Problem to work on: Reproduce the lines of the listing below, verbatim, from the line containing "orders-mid: до — [351, 840, 396, 870]" through the line containing "dot-icon — [613, 42, 621, 49]", inclusive.

(Source records)
+++++

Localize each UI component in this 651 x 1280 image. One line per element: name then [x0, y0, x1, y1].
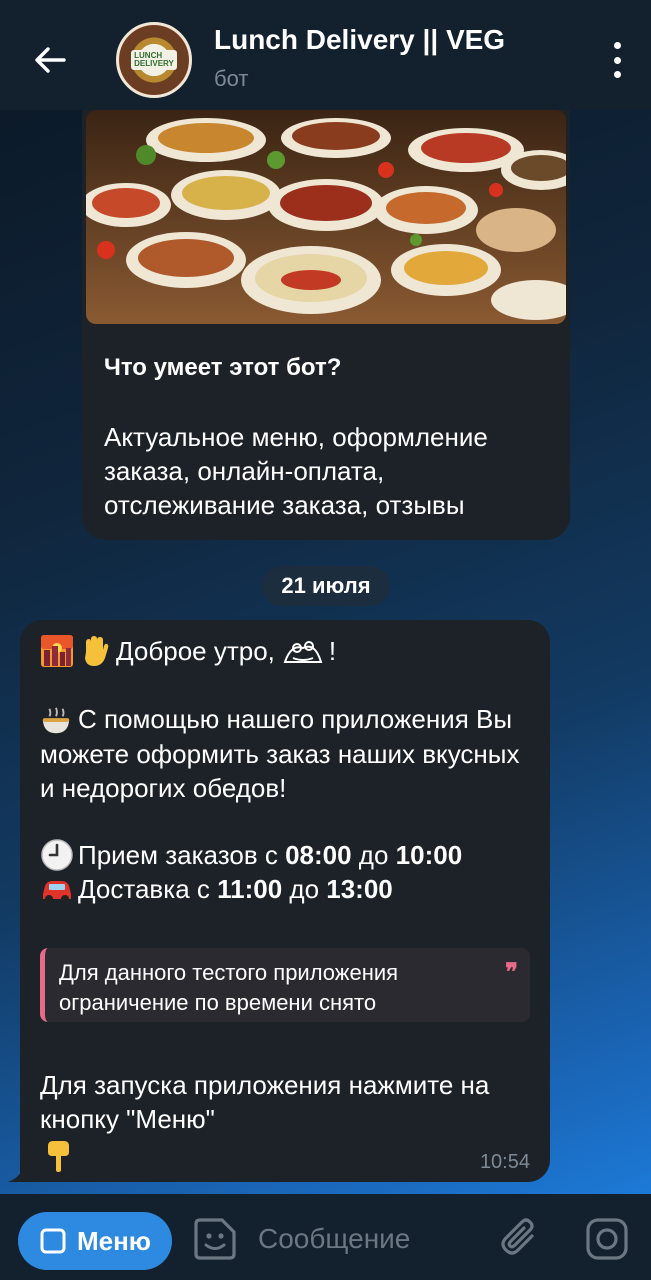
orders-mid: до — [351, 840, 396, 870]
intro-text: Актуальное меню, оформление заказа, онла… — [104, 422, 488, 520]
composer-bar: Меню — [0, 1194, 651, 1280]
delivery-line: Доставка с 11:00 до 13:00 — [40, 872, 393, 906]
arrow-left-icon — [35, 47, 66, 73]
food-image — [86, 110, 566, 324]
orders-prefix: Прием заказов с — [78, 840, 286, 870]
delivery-from: 11:00 — [217, 874, 283, 904]
menu-button-label: Меню — [76, 1225, 152, 1256]
back-button[interactable] — [28, 38, 72, 82]
quote-block: Для данного тестого приложения ограничен… — [40, 948, 530, 1022]
bowl-icon — [42, 707, 70, 734]
orders-line: Прием заказов с 08:00 до 10:00 — [40, 838, 462, 872]
orders-to: 10:00 — [395, 840, 463, 870]
chat-header: LUNCH DELIVERY Lunch Delivery || VEG бот — [0, 0, 651, 110]
clock-icon — [41, 839, 73, 871]
quote-mark-icon: ❞ — [505, 959, 518, 986]
sticker-icon[interactable] — [192, 1216, 238, 1262]
delivery-to: 13:00 — [326, 874, 393, 904]
app-description-text: С помощью нашего приложения Вы можете оф… — [40, 704, 520, 804]
frog-sticker-icon — [283, 641, 323, 663]
delivery-mid: до — [282, 874, 327, 904]
quote-text: Для данного тестого приложения ограничен… — [59, 960, 399, 1015]
message-time: 10:54 — [479, 1151, 530, 1173]
menu-button[interactable]: Меню — [18, 1212, 172, 1270]
dot-icon — [613, 71, 621, 78]
car-icon — [43, 881, 71, 903]
bot-avatar[interactable]: LUNCH DELIVERY — [116, 22, 192, 98]
dot-icon — [613, 42, 621, 49]
bot-intro-card: Что умеет этот бот? Актуальное меню, офо… — [82, 90, 570, 540]
menu-square-icon — [40, 1228, 66, 1254]
chat-title[interactable]: Lunch Delivery || VEG — [214, 24, 505, 56]
camera-icon[interactable] — [584, 1216, 630, 1262]
chat-subtitle: бот — [214, 66, 249, 91]
message-input[interactable] — [258, 1216, 488, 1262]
waving-hand-icon — [85, 636, 109, 666]
orders-from: 08:00 — [285, 840, 352, 870]
intro-heading: Что умеет этот бот? — [104, 354, 342, 381]
launch-instruction: Для запуска приложения нажмите на кнопку… — [40, 1070, 490, 1134]
avatar-logo: LUNCH DELIVERY — [131, 50, 177, 70]
sunrise-city-icon — [41, 635, 73, 667]
delivery-prefix: Доставка с — [78, 874, 218, 904]
bot-message[interactable]: Доброе утро, ! С помощью нашего приложен… — [20, 620, 550, 1182]
pointing-down-icon — [48, 1141, 69, 1172]
greeting-end: ! — [328, 636, 337, 666]
date-separator: 21 июля — [262, 566, 390, 606]
paperclip-icon[interactable] — [498, 1216, 542, 1260]
greeting-text: Доброе утро, — [116, 636, 275, 666]
dot-icon — [613, 56, 621, 64]
greeting-line: Доброе утро, ! — [40, 634, 336, 668]
more-options-button[interactable] — [609, 42, 625, 78]
app-description: С помощью нашего приложения Вы можете оф… — [40, 702, 540, 805]
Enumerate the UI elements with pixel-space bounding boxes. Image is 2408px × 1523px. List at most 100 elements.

+++++

Correct output:
orders-mid: до — [351, 840, 396, 870]
intro-text: Актуальное меню, оформление заказа, онла… — [104, 422, 488, 520]
composer-bar: Меню — [0, 1194, 651, 1280]
delivery-line: Доставка с 11:00 до 13:00 — [40, 872, 393, 906]
arrow-left-icon — [35, 47, 66, 73]
food-image — [86, 110, 566, 324]
orders-prefix: Прием заказов с — [78, 840, 286, 870]
delivery-from: 11:00 — [217, 874, 283, 904]
menu-button-label: Меню — [76, 1225, 152, 1256]
back-button[interactable] — [28, 38, 72, 82]
quote-block: Для данного тестого приложения ограничен… — [40, 948, 530, 1022]
bowl-icon — [42, 707, 70, 734]
orders-line: Прием заказов с 08:00 до 10:00 — [40, 838, 462, 872]
orders-to: 10:00 — [395, 840, 463, 870]
chat-header: LUNCH DELIVERY Lunch Delivery || VEG бот — [0, 0, 651, 110]
clock-icon — [41, 839, 73, 871]
quote-mark-icon: ❞ — [505, 959, 518, 986]
sticker-icon[interactable] — [192, 1216, 238, 1262]
delivery-to: 13:00 — [326, 874, 393, 904]
app-description-text: С помощью нашего приложения Вы можете оф… — [40, 704, 520, 804]
frog-sticker-icon — [283, 641, 323, 663]
delivery-mid: до — [282, 874, 327, 904]
quote-text: Для данного тестого приложения ограничен… — [59, 960, 399, 1015]
message-time: 10:54 — [479, 1151, 530, 1173]
menu-button[interactable]: Меню — [18, 1212, 172, 1270]
dot-icon — [613, 71, 621, 78]
car-icon — [43, 881, 71, 903]
bot-avatar[interactable]: LUNCH DELIVERY — [116, 22, 192, 98]
dot-icon — [613, 42, 621, 49]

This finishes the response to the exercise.